* [WORK TO BE COMPLETED]
Quote the lines from the one containing "ion-glow — [372, 272, 396, 296]" through the one containing "ion-arrow — [570, 378, 578, 391]", character for character.

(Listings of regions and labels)
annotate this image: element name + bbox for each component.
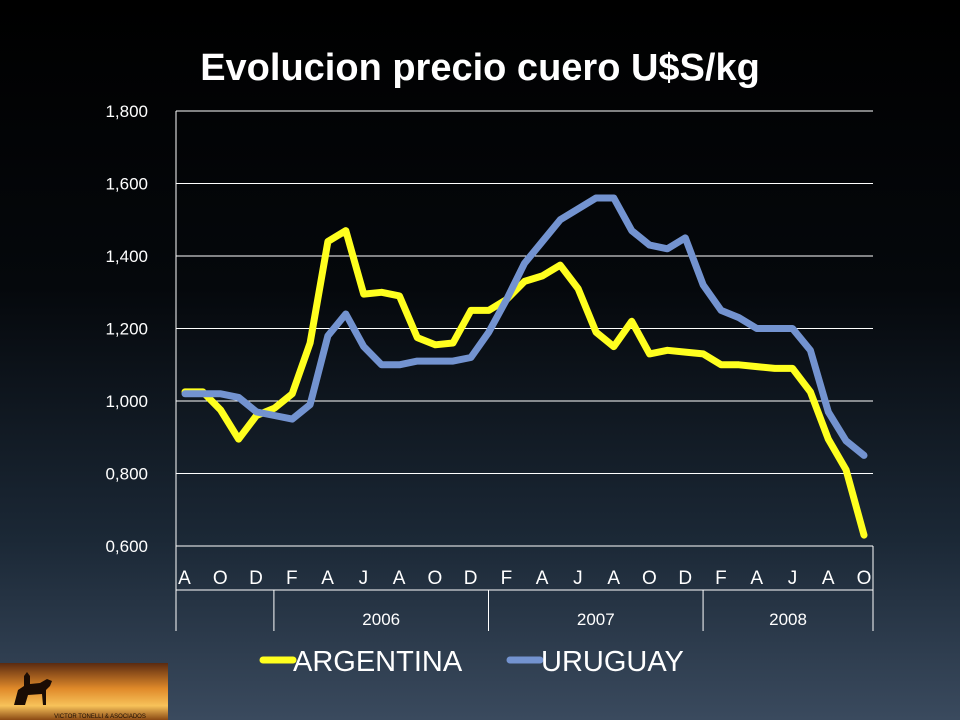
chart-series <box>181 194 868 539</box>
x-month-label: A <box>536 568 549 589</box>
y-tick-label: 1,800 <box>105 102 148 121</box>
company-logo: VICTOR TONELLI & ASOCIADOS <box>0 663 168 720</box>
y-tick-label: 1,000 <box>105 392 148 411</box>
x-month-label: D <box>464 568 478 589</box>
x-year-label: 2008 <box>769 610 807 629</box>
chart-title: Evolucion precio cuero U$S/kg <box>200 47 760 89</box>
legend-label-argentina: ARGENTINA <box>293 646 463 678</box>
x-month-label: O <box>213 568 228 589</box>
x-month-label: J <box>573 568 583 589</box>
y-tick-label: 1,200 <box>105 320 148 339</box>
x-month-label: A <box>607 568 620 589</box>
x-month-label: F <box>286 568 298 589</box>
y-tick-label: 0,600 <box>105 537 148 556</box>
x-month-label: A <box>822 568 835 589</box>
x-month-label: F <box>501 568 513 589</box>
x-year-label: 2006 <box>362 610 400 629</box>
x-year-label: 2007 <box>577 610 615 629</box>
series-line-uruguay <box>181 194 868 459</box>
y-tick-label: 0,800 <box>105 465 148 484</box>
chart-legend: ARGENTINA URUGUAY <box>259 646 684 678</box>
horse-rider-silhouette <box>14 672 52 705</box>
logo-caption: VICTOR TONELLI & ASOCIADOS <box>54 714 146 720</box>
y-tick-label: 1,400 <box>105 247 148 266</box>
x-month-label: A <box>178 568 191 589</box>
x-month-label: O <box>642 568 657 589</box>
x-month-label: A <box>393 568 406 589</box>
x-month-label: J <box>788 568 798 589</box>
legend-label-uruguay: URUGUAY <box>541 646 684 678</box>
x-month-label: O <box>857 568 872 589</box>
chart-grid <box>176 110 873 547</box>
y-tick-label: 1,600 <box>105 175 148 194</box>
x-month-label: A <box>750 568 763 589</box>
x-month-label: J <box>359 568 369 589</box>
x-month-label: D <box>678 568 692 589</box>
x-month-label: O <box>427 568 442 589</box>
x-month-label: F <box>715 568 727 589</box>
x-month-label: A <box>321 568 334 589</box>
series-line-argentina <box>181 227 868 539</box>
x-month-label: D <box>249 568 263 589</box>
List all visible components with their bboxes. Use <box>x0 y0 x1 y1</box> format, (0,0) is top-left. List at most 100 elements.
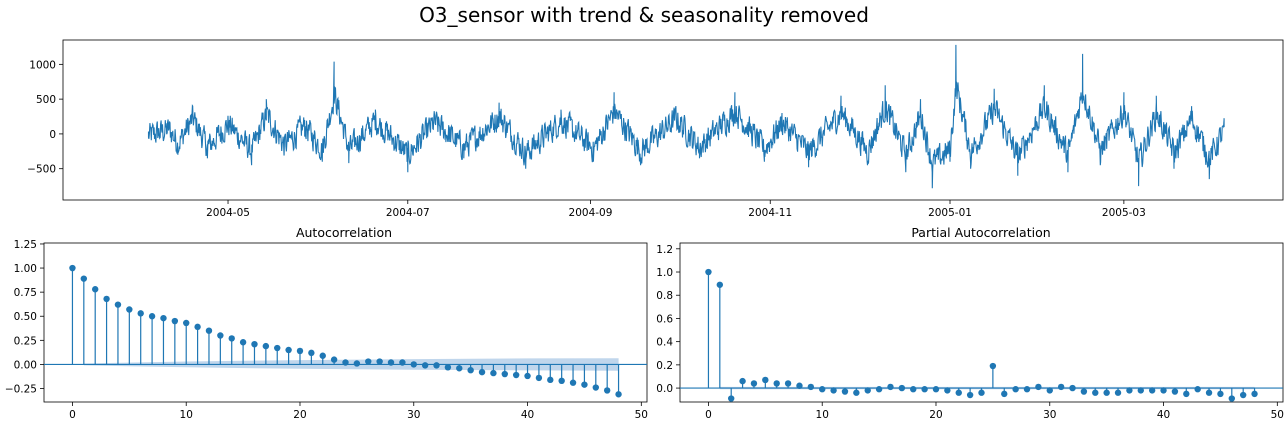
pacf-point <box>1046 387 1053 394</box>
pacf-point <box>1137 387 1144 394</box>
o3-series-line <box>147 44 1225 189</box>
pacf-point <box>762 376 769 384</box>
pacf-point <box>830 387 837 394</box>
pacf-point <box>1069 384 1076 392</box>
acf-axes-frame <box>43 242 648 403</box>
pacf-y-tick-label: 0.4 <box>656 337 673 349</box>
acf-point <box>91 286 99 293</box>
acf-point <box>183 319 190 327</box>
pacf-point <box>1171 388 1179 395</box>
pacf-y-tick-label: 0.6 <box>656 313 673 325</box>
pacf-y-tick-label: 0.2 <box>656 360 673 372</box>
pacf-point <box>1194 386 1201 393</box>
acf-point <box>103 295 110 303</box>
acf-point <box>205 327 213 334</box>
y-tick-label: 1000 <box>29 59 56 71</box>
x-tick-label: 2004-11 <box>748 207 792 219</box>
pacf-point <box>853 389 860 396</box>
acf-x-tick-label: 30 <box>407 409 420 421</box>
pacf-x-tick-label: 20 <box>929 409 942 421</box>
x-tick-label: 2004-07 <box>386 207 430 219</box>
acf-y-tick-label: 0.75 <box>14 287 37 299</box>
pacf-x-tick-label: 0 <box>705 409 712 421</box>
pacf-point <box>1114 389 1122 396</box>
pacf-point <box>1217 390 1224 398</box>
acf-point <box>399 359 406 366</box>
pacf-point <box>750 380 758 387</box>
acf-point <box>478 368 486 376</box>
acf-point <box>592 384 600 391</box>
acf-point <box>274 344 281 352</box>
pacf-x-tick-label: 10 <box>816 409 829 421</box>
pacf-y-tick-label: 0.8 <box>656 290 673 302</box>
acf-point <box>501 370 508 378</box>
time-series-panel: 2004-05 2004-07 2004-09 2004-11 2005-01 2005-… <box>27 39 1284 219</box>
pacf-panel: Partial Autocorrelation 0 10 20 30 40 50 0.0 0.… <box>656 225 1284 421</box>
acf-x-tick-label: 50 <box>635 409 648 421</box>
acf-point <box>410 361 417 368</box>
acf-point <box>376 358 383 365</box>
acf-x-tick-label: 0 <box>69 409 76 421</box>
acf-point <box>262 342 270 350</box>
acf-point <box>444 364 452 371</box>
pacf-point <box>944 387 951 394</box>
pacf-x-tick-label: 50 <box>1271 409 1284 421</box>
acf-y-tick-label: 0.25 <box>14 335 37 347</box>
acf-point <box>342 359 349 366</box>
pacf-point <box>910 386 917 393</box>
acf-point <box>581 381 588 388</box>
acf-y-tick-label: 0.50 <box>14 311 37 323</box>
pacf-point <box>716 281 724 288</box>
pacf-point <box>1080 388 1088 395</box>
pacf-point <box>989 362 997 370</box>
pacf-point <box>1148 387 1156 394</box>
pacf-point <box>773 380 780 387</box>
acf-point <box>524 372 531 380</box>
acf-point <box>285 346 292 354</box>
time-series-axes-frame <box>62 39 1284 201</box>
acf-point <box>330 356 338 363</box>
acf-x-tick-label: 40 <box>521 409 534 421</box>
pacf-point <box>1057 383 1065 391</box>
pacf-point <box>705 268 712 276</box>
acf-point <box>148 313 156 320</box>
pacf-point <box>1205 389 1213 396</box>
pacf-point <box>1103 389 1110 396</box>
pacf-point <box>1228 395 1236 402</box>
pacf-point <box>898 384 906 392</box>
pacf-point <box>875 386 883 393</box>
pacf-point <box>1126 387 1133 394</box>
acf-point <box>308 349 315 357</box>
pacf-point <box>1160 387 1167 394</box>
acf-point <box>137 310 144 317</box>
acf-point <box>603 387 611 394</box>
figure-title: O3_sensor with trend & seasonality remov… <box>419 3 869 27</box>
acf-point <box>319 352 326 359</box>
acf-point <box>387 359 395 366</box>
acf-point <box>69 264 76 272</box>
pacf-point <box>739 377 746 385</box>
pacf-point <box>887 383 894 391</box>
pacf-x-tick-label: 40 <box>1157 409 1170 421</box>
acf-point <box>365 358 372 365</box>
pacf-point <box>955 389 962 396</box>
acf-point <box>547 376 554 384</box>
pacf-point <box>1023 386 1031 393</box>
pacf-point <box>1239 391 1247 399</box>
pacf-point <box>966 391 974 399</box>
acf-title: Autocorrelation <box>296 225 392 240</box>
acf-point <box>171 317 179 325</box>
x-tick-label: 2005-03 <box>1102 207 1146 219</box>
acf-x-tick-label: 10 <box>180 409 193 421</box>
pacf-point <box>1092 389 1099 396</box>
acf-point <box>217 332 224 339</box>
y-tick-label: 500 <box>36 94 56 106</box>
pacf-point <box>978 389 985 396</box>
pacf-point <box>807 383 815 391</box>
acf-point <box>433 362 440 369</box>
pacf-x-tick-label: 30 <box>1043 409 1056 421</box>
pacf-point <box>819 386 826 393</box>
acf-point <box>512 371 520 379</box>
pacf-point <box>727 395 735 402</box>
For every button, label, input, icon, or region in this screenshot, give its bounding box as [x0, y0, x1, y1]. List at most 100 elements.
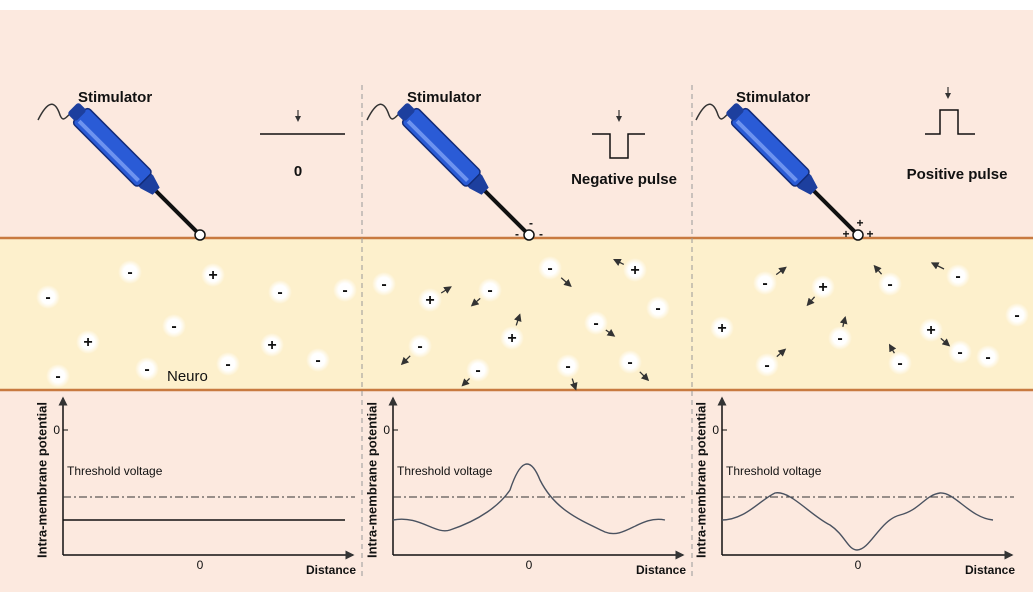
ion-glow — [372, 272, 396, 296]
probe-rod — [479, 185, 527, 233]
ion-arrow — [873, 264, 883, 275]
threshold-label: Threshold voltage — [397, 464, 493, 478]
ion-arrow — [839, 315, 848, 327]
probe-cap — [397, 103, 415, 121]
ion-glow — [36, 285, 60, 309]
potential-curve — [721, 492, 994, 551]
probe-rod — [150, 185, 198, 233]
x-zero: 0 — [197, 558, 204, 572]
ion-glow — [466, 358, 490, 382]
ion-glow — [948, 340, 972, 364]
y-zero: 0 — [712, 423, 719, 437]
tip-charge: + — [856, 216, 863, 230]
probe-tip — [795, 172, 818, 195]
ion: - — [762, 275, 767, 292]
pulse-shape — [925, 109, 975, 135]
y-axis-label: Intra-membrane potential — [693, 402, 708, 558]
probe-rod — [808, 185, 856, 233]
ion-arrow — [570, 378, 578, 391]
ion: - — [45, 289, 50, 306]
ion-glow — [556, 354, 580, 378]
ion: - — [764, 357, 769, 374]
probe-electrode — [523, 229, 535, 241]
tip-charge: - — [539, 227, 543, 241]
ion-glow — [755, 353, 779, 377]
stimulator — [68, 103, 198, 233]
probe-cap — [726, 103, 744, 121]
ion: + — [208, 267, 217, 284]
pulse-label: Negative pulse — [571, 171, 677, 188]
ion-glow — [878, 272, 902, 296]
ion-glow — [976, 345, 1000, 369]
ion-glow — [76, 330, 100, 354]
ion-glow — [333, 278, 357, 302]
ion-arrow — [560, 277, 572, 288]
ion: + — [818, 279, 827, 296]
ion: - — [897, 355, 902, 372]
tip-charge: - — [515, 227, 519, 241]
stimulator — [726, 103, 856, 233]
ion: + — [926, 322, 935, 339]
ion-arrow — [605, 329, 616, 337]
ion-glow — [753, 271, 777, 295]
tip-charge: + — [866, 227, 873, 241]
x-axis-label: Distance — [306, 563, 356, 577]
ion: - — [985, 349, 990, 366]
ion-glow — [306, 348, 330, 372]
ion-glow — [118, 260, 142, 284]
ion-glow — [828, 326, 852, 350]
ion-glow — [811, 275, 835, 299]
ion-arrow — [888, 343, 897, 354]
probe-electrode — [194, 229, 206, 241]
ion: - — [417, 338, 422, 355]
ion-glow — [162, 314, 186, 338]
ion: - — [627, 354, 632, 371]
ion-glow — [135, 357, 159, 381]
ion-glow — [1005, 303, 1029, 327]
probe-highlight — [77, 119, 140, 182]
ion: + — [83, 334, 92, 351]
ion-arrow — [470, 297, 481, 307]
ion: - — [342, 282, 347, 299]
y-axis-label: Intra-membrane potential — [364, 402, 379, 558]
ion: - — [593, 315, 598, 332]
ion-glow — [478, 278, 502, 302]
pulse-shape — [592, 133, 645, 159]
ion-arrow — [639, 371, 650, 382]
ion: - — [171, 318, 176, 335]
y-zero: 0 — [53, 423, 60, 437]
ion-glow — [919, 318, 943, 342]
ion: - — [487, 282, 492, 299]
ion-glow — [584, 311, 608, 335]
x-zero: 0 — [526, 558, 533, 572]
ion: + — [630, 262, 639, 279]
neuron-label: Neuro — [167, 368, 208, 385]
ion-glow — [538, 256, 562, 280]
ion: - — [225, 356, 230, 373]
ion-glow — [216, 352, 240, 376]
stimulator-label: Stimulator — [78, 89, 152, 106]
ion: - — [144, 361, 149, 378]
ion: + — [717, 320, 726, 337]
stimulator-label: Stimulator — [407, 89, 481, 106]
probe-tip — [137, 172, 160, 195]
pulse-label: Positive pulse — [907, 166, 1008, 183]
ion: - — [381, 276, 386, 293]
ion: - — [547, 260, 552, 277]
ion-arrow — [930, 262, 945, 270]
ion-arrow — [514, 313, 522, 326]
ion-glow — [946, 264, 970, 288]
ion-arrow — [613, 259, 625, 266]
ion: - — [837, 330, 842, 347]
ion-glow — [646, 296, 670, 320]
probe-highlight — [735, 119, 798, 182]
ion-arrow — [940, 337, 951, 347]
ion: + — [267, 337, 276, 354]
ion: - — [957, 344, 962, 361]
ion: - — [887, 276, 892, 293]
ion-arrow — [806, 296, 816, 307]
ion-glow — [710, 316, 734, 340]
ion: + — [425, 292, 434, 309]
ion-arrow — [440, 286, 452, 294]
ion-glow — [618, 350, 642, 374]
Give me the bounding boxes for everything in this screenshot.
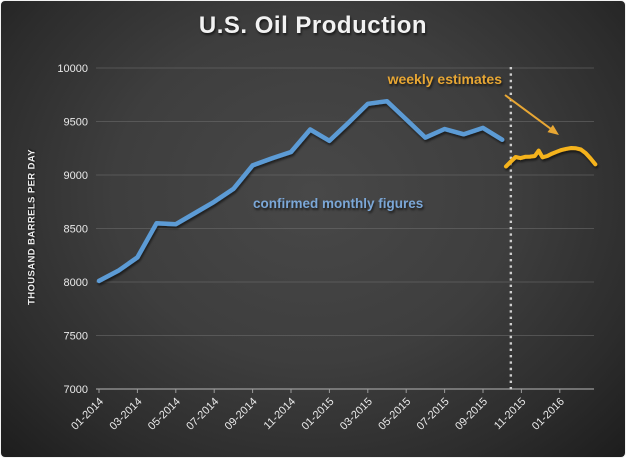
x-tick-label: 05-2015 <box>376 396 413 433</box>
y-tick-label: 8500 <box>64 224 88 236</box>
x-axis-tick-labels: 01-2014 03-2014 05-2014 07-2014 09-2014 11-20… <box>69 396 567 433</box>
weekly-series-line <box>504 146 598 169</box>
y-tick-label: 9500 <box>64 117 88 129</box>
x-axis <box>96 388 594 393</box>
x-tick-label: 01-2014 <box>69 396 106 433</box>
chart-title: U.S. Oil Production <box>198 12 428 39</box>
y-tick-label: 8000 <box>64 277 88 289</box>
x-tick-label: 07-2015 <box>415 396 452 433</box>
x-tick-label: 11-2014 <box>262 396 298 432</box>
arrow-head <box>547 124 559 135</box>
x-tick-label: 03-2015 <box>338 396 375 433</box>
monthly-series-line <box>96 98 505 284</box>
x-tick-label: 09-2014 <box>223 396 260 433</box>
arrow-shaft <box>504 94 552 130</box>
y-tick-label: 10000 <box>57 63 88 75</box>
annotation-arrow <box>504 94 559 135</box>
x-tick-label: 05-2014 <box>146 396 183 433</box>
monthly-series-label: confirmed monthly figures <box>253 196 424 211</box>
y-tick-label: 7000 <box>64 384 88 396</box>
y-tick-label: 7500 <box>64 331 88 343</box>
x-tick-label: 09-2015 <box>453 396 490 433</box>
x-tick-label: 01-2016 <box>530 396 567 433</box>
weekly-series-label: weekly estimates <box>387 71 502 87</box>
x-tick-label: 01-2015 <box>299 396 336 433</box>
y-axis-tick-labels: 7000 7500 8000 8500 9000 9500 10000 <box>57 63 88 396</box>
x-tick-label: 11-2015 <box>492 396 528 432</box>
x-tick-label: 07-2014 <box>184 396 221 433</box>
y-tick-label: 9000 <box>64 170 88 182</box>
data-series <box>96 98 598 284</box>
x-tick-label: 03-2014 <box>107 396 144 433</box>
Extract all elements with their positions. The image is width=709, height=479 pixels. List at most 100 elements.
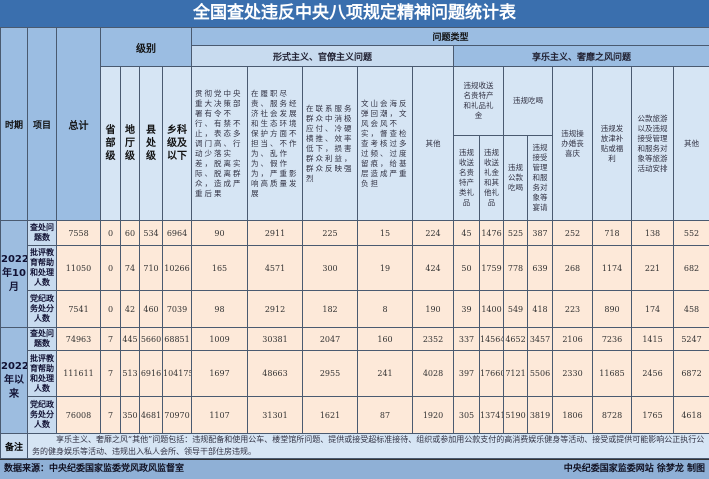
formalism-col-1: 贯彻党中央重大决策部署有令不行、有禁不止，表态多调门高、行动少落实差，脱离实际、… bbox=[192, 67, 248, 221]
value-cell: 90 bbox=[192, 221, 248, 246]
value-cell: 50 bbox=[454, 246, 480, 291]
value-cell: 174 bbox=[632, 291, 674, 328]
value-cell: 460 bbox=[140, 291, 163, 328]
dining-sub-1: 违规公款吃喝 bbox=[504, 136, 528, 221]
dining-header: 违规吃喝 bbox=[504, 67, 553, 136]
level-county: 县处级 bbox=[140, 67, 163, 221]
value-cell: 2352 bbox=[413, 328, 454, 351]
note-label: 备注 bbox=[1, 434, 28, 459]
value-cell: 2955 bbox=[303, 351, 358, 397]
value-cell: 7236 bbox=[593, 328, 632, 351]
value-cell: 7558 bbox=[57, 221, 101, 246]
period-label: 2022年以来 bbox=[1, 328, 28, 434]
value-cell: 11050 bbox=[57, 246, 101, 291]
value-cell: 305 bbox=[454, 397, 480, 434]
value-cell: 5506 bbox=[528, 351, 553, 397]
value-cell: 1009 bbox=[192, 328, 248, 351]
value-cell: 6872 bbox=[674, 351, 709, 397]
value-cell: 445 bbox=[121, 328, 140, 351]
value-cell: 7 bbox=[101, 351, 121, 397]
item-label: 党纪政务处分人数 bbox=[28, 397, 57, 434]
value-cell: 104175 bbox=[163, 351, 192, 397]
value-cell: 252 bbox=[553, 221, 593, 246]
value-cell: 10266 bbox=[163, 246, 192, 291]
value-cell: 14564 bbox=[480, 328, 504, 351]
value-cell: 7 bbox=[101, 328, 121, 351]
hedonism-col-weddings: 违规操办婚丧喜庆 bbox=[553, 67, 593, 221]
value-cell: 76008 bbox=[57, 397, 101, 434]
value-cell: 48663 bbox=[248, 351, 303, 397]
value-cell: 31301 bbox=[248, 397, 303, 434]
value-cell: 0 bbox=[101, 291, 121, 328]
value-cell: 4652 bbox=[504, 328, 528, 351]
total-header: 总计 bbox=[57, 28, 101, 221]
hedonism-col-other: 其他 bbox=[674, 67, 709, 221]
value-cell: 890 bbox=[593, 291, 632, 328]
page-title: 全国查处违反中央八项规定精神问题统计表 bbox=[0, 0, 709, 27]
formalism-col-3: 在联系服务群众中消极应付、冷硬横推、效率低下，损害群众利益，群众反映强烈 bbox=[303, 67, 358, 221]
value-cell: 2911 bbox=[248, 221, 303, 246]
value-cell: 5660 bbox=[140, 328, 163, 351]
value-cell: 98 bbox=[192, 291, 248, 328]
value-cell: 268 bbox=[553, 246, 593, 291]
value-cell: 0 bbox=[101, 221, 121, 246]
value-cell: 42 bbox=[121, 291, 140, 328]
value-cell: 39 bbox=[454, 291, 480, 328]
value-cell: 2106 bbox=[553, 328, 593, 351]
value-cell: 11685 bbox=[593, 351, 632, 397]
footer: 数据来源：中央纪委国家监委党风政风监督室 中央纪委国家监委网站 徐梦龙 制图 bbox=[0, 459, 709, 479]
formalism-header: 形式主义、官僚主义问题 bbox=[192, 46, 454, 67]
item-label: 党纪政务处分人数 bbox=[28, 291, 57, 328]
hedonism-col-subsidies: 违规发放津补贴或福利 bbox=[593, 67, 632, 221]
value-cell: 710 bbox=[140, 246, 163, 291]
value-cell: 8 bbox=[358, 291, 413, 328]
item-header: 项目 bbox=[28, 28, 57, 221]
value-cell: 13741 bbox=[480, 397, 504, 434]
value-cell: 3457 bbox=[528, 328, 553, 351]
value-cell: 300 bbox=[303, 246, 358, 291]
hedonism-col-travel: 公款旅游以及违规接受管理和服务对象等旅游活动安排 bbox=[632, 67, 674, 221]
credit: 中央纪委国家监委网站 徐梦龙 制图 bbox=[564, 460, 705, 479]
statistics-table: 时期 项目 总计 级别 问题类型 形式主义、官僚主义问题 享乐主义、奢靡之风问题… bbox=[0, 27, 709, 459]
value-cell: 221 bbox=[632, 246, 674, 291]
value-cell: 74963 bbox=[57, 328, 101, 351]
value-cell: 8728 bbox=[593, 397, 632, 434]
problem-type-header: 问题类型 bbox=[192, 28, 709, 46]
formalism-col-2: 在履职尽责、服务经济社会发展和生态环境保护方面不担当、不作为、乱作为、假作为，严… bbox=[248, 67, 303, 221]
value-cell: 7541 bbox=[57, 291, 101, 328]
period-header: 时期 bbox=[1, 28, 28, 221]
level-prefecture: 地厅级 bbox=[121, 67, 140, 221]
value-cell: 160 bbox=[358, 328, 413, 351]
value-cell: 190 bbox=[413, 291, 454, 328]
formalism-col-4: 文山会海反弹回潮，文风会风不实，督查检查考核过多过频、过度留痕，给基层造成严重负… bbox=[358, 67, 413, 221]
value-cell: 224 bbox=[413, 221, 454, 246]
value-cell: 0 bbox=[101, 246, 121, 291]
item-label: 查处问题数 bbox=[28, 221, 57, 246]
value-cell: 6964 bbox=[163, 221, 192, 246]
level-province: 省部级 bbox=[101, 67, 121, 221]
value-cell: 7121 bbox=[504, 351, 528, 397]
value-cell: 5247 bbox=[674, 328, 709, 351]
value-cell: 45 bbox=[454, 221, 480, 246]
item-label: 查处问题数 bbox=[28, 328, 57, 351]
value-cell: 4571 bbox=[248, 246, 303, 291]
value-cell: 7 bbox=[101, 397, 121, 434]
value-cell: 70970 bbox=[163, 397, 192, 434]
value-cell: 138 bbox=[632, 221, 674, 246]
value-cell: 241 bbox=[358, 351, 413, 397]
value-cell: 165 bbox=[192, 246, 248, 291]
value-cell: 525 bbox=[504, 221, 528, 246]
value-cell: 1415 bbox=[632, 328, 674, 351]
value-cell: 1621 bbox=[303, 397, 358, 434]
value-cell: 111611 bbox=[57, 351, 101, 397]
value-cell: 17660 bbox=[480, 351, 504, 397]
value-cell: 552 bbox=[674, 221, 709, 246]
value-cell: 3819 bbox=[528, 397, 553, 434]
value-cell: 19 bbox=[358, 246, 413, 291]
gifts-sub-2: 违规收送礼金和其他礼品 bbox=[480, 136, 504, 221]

* [SOLUTION FOR THIS TASK]
ion-glow — [372, 272, 396, 296]
probe-rod — [479, 185, 527, 233]
ion-arrow — [873, 264, 883, 275]
threshold-label: Threshold voltage — [397, 464, 493, 478]
ion-arrow — [839, 315, 848, 327]
probe-cap — [397, 103, 415, 121]
ion-glow — [36, 285, 60, 309]
potential-curve — [721, 492, 994, 551]
probe-rod — [150, 185, 198, 233]
x-zero: 0 — [197, 558, 204, 572]
ion-glow — [466, 358, 490, 382]
ion-glow — [948, 340, 972, 364]
y-zero: 0 — [712, 423, 719, 437]
tip-charge: + — [856, 216, 863, 230]
probe-tip — [795, 172, 818, 195]
ion: - — [762, 275, 767, 292]
pulse-shape — [925, 109, 975, 135]
y-axis-label: Intra-membrane potential — [693, 402, 708, 558]
probe-rod — [808, 185, 856, 233]
ion-arrow — [570, 378, 578, 391]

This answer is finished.